→ **EXERCISE BRIEF**:
In the material below, find each line holding the string "name" and copy it.

→ **LISTED RECORDS**:
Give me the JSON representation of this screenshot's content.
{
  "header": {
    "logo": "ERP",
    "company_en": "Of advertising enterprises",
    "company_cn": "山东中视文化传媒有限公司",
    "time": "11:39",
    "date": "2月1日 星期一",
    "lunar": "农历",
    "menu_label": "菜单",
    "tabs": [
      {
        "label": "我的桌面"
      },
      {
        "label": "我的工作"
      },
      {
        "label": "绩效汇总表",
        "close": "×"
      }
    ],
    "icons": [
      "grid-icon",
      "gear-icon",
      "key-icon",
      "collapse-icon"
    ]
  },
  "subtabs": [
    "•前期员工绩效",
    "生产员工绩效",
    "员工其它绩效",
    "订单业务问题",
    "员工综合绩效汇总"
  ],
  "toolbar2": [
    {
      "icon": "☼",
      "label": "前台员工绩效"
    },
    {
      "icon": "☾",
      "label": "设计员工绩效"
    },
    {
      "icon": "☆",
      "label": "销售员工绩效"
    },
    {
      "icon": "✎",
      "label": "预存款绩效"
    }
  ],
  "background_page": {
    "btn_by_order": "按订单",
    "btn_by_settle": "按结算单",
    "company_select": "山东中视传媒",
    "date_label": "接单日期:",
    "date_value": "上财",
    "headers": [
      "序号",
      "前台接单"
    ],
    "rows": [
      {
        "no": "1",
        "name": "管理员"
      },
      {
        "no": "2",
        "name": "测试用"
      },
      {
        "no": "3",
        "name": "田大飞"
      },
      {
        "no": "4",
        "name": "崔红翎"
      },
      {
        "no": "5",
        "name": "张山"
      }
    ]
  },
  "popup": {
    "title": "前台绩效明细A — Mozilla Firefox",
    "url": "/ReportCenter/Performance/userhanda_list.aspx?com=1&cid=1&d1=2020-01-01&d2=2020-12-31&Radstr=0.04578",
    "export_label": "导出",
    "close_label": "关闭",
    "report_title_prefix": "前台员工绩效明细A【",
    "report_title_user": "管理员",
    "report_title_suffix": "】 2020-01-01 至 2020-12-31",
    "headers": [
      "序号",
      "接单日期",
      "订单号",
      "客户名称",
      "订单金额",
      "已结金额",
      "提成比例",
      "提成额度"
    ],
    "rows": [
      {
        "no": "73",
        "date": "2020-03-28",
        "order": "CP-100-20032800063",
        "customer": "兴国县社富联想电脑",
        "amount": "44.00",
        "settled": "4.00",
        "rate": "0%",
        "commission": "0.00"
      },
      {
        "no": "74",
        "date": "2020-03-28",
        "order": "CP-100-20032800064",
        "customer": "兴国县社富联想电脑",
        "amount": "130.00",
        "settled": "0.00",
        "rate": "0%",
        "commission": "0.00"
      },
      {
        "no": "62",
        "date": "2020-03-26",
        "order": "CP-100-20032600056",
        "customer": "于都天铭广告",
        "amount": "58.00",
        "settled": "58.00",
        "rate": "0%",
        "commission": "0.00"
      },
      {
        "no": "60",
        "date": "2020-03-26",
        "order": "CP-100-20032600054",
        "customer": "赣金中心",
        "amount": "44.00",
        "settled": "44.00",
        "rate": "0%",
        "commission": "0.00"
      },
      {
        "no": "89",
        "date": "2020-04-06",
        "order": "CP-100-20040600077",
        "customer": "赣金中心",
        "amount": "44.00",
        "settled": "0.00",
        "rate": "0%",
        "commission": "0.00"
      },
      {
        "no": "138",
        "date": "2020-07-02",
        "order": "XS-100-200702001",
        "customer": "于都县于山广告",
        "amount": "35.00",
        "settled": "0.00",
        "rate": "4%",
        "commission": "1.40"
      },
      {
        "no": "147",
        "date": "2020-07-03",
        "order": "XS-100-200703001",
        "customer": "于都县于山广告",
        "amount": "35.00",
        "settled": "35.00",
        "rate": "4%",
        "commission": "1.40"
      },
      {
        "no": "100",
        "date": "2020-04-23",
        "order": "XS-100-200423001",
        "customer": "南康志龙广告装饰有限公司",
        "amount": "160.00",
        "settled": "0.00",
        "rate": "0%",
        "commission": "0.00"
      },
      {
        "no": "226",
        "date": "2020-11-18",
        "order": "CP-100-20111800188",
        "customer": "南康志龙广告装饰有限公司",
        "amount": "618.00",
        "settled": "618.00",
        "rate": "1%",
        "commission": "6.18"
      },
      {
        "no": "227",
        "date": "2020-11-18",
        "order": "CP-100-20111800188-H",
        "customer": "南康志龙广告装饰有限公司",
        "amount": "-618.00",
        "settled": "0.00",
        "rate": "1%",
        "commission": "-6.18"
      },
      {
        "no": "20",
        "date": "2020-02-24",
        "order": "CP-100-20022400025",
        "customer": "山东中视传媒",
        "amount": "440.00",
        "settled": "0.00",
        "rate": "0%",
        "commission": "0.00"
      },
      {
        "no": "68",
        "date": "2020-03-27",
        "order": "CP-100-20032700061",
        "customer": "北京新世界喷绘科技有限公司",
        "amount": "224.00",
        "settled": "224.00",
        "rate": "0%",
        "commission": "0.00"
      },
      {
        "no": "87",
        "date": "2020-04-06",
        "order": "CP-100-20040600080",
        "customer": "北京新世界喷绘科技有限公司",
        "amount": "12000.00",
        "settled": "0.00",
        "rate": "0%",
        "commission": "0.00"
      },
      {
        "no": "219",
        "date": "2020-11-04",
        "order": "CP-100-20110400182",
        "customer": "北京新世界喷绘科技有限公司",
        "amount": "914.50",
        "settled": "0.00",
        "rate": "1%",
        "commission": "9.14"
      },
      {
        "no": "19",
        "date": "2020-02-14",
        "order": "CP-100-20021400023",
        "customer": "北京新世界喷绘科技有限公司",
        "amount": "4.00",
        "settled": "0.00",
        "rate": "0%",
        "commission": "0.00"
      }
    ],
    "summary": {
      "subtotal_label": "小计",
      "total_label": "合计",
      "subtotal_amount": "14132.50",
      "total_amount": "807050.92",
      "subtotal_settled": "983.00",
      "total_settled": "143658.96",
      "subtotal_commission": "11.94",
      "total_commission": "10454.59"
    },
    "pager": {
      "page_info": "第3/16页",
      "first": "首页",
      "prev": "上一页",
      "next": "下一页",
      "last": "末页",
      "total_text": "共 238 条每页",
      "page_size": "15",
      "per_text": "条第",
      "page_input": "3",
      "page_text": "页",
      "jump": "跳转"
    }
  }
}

→ **TASK RESULT**:
        "name": "管理员"
        "name": "测试用"
        "name": "田大飞"
        "name": "崔红翎"
        "name": "张山"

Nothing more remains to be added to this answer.